[START OF Entries provided]

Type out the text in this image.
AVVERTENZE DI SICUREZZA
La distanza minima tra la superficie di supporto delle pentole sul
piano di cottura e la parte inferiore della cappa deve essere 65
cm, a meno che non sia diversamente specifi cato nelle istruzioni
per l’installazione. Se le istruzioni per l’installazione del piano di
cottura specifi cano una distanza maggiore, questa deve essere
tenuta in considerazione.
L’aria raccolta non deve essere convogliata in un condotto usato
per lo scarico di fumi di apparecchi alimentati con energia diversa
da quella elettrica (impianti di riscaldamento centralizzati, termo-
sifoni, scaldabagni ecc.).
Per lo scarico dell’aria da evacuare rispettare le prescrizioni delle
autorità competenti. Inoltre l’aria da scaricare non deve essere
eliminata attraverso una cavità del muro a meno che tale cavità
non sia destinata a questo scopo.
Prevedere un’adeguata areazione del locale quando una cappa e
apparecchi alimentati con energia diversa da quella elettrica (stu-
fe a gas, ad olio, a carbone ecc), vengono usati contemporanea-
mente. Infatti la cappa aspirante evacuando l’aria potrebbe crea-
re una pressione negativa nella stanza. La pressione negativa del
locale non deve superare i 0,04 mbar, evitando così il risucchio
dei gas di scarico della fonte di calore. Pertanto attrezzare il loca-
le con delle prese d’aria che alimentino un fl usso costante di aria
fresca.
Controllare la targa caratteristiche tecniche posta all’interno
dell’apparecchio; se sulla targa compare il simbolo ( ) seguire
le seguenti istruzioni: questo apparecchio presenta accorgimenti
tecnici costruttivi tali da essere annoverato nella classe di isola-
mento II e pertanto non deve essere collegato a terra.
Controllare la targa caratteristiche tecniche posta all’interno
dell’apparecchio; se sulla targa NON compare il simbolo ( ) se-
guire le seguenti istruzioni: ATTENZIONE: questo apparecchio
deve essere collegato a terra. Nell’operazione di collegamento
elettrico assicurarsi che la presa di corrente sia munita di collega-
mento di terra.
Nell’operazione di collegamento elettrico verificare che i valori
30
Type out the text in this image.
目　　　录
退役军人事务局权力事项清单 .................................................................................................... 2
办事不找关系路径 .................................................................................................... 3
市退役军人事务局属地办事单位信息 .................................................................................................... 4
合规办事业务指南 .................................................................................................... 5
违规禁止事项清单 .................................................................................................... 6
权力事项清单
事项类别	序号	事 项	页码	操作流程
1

[END OF Entries provided]

**Goal of the exercise**
Only a number is expected here: the count of lines in the listing that hold the string "elettrico".

**Task answer**
2